Task goal
Output every line below exactly.

* START Recorded data *

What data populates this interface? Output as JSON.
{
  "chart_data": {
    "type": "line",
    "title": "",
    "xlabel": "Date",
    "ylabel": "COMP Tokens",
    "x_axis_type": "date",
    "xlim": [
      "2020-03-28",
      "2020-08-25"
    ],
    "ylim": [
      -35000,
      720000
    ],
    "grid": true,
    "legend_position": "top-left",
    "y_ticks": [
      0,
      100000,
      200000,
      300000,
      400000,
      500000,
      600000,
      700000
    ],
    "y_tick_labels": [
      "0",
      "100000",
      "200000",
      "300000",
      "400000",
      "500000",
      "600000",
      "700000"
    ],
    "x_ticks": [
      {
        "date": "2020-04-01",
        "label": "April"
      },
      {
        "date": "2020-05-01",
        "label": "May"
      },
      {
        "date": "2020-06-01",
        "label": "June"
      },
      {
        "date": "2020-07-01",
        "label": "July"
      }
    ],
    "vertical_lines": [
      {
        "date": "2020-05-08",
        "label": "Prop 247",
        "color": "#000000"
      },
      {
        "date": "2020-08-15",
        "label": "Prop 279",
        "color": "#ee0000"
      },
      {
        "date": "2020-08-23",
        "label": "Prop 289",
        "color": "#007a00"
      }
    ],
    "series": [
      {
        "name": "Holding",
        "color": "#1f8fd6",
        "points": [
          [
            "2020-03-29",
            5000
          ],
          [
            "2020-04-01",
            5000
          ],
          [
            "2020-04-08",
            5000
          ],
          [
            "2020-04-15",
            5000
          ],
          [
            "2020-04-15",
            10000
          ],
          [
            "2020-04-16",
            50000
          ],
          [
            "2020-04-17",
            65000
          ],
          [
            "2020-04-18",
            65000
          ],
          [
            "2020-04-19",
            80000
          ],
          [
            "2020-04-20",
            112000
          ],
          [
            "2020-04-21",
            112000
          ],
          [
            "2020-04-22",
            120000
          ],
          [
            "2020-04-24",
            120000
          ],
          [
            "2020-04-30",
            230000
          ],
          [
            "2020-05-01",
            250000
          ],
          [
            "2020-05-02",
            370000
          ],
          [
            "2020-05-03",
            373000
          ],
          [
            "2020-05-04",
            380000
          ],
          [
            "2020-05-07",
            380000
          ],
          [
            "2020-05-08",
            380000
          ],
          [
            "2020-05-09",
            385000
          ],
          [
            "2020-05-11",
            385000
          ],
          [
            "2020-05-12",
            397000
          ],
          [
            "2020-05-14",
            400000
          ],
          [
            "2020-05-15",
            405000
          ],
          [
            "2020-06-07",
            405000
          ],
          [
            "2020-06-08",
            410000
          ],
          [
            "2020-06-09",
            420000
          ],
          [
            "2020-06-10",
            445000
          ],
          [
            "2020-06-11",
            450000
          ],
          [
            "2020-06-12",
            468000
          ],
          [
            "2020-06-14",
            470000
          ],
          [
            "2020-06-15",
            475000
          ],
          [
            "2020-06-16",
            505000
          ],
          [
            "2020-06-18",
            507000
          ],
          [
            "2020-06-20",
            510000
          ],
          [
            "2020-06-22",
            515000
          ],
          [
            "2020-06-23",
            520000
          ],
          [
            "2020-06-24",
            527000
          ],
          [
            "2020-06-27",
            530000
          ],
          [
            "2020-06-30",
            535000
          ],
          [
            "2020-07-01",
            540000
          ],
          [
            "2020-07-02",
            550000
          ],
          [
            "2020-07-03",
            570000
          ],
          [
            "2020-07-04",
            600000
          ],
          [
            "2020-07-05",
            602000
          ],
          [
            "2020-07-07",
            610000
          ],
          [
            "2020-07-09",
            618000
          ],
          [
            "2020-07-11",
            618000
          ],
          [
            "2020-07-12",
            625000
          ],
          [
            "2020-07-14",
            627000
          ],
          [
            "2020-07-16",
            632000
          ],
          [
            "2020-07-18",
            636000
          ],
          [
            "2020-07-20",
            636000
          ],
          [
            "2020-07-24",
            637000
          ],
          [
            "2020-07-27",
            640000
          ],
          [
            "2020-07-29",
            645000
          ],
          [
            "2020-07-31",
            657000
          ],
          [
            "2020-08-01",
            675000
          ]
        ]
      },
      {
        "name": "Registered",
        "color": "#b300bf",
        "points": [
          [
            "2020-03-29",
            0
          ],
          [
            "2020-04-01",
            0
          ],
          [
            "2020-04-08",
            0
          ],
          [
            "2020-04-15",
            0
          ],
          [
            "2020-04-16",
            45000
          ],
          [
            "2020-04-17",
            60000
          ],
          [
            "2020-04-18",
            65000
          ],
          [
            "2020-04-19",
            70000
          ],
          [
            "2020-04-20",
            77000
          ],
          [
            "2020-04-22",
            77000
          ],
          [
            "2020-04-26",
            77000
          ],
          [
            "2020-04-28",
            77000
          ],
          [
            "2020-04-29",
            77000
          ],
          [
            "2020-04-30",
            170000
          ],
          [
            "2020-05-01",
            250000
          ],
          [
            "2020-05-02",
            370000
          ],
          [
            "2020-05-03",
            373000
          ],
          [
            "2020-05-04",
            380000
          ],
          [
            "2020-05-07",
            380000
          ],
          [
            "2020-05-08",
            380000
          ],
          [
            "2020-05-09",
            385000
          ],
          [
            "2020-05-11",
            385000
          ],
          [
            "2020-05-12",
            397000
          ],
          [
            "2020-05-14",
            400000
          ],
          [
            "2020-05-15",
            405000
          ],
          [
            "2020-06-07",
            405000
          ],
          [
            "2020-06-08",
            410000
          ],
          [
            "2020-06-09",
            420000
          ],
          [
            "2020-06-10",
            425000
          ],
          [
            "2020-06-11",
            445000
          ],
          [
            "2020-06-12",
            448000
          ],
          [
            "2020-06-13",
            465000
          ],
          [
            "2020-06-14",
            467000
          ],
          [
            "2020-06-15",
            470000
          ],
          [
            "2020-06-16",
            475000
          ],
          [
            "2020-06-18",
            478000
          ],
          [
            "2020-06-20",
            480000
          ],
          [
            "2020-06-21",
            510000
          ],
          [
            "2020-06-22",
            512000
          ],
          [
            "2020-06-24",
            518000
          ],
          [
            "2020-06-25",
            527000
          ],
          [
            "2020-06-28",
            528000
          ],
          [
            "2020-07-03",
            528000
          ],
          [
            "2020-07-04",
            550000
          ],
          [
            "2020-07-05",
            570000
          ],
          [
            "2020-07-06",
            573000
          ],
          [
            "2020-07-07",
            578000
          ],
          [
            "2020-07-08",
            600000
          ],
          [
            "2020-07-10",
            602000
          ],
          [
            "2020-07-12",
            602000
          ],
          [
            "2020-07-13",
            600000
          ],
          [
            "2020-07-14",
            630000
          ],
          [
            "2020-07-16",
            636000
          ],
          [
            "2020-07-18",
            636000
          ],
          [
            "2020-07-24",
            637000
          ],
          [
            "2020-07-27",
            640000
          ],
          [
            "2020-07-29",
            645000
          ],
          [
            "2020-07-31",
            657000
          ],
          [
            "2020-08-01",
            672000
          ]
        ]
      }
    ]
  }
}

* END Recorded data *

Output below
What data populates this interface? Output as JSON.
{
  "chart_data": {
    "type": "line",
    "title": "",
    "xlabel": "Date",
    "ylabel": "COMP Tokens",
    "x_axis_type": "date",
    "xlim": [
      "2020-03-28",
      "2020-08-25"
    ],
    "ylim": [
      -35000,
      720000
    ],
    "grid": true,
    "legend_position": "top-left",
    "y_ticks": [
      0,
      100000,
      200000,
      300000,
      400000,
      500000,
      600000,
      700000
    ],
    "y_tick_labels": [
      "0",
      "100000",
      "200000",
      "300000",
      "400000",
      "500000",
      "600000",
      "700000"
    ],
    "x_ticks": [
      {
        "date": "2020-04-01",
        "label": "April"
      },
      {
        "date": "2020-05-01",
        "label": "May"
      },
      {
        "date": "2020-06-01",
        "label": "June"
      },
      {
        "date": "2020-07-01",
        "label": "July"
      }
    ],
    "vertical_lines": [
      {
        "date": "2020-05-08",
        "label": "Prop 247",
        "color": "#000000"
      },
      {
        "date": "2020-08-15",
        "label": "Prop 279",
        "color": "#ee0000"
      },
      {
        "date": "2020-08-23",
        "label": "Prop 289",
        "color": "#007a00"
      }
    ],
    "series": [
      {
        "name": "Holding",
        "color": "#1f8fd6",
        "points": [
          [
            "2020-03-29",
            5000
          ],
          [
            "2020-04-01",
            5000
          ],
          [
            "2020-04-08",
            5000
          ],
          [
            "2020-04-15",
            5000
          ],
          [
            "2020-04-15",
            10000
          ],
          [
            "2020-04-16",
            50000
          ],
          [
            "2020-04-17",
            65000
          ],
          [
            "2020-04-18",
            65000
          ],
          [
            "2020-04-19",
            80000
          ],
          [
            "2020-04-20",
            112000
          ],
          [
            "2020-04-21",
            112000
          ],
          [
            "2020-04-22",
            120000
          ],
          [
            "2020-04-24",
            120000
          ],
          [
            "2020-04-30",
            230000
          ],
          [
            "2020-05-01",
            250000
          ],
          [
            "2020-05-02",
            370000
          ],
          [
            "2020-05-03",
            373000
          ],
          [
            "2020-05-04",
            380000
          ],
          [
            "2020-05-07",
            380000
          ],
          [
            "2020-05-08",
            380000
          ],
          [
            "2020-05-09",
            385000
          ],
          [
            "2020-05-11",
            385000
          ],
          [
            "2020-05-12",
            397000
          ],
          [
            "2020-05-14",
            400000
          ],
          [
            "2020-05-15",
            405000
          ],
          [
            "2020-06-07",
            405000
          ],
          [
            "2020-06-08",
            410000
          ],
          [
            "2020-06-09",
            420000
          ],
          [
            "2020-06-10",
            445000
          ],
          [
            "2020-06-11",
            450000
          ],
          [
            "2020-06-12",
            468000
          ],
          [
            "2020-06-14",
            470000
          ],
          [
            "2020-06-15",
            475000
          ],
          [
            "2020-06-16",
            505000
          ],
          [
            "2020-06-18",
            507000
          ],
          [
            "2020-06-20",
            510000
          ],
          [
            "2020-06-22",
            515000
          ],
          [
            "2020-06-23",
            520000
          ],
          [
            "2020-06-24",
            527000
          ],
          [
            "2020-06-27",
            530000
          ],
          [
            "2020-06-30",
            535000
          ],
          [
            "2020-07-01",
            540000
          ],
          [
            "2020-07-02",
            550000
          ],
          [
            "2020-07-03",
            570000
          ],
          [
            "2020-07-04",
            600000
          ],
          [
            "2020-07-05",
            602000
          ],
          [
            "2020-07-07",
            610000
          ],
          [
            "2020-07-09",
            618000
          ],
          [
            "2020-07-11",
            618000
          ],
          [
            "2020-07-12",
            625000
          ],
          [
            "2020-07-14",
            627000
          ],
          [
            "2020-07-16",
            632000
          ],
          [
            "2020-07-18",
            636000
          ],
          [
            "2020-07-20",
            636000
          ],
          [
            "2020-07-24",
            637000
          ],
          [
            "2020-07-27",
            640000
          ],
          [
            "2020-07-29",
            645000
          ],
          [
            "2020-07-31",
            657000
          ],
          [
            "2020-08-01",
            675000
          ]
        ]
      },
      {
        "name": "Registered",
        "color": "#b300bf",
        "points": [
          [
            "2020-03-29",
            0
          ],
          [
            "2020-04-01",
            0
          ],
          [
            "2020-04-08",
            0
          ],
          [
            "2020-04-15",
            0
          ],
          [
            "2020-04-16",
            45000
          ],
          [
            "2020-04-17",
            60000
          ],
          [
            "2020-04-18",
            65000
          ],
          [
            "2020-04-19",
            70000
          ],
          [
            "2020-04-20",
            77000
          ],
          [
            "2020-04-22",
            77000
          ],
          [
            "2020-04-26",
            77000
          ],
          [
            "2020-04-28",
            77000
          ],
          [
            "2020-04-29",
            77000
          ],
          [
            "2020-04-30",
            170000
          ],
          [
            "2020-05-01",
            250000
          ],
          [
            "2020-05-02",
            370000
          ],
          [
            "2020-05-03",
            373000
          ],
          [
            "2020-05-04",
            380000
          ],
          [
            "2020-05-07",
            380000
          ],
          [
            "2020-05-08",
            380000
          ],
          [
            "2020-05-09",
            385000
          ],
          [
            "2020-05-11",
            385000
          ],
          [
            "2020-05-12",
            397000
          ],
          [
            "2020-05-14",
            400000
          ],
          [
            "2020-05-15",
            405000
          ],
          [
            "2020-06-07",
            405000
          ],
          [
            "2020-06-08",
            410000
          ],
          [
            "2020-06-09",
            420000
          ],
          [
            "2020-06-10",
            425000
          ],
          [
            "2020-06-11",
            445000
          ],
          [
            "2020-06-12",
            448000
          ],
          [
            "2020-06-13",
            465000
          ],
          [
            "2020-06-14",
            467000
          ],
          [
            "2020-06-15",
            470000
          ],
          [
            "2020-06-16",
            475000
          ],
          [
            "2020-06-18",
            478000
          ],
          [
            "2020-06-20",
            480000
          ],
          [
            "2020-06-21",
            510000
          ],
          [
            "2020-06-22",
            512000
          ],
          [
            "2020-06-24",
            518000
          ],
          [
            "2020-06-25",
            527000
          ],
          [
            "2020-06-28",
            528000
          ],
          [
            "2020-07-03",
            528000
          ],
          [
            "2020-07-04",
            550000
          ],
          [
            "2020-07-05",
            570000
          ],
          [
            "2020-07-06",
            573000
          ],
          [
            "2020-07-07",
            578000
          ],
          [
            "2020-07-08",
            600000
          ],
          [
            "2020-07-10",
            602000
          ],
          [
            "2020-07-12",
            602000
          ],
          [
            "2020-07-13",
            600000
          ],
          [
            "2020-07-14",
            630000
          ],
          [
            "2020-07-16",
            636000
          ],
          [
            "2020-07-18",
            636000
          ],
          [
            "2020-07-24",
            637000
          ],
          [
            "2020-07-27",
            640000
          ],
          [
            "2020-07-29",
            645000
          ],
          [
            "2020-07-31",
            657000
          ],
          [
            "2020-08-01",
            672000
          ]
        ]
      }
    ]
  }
}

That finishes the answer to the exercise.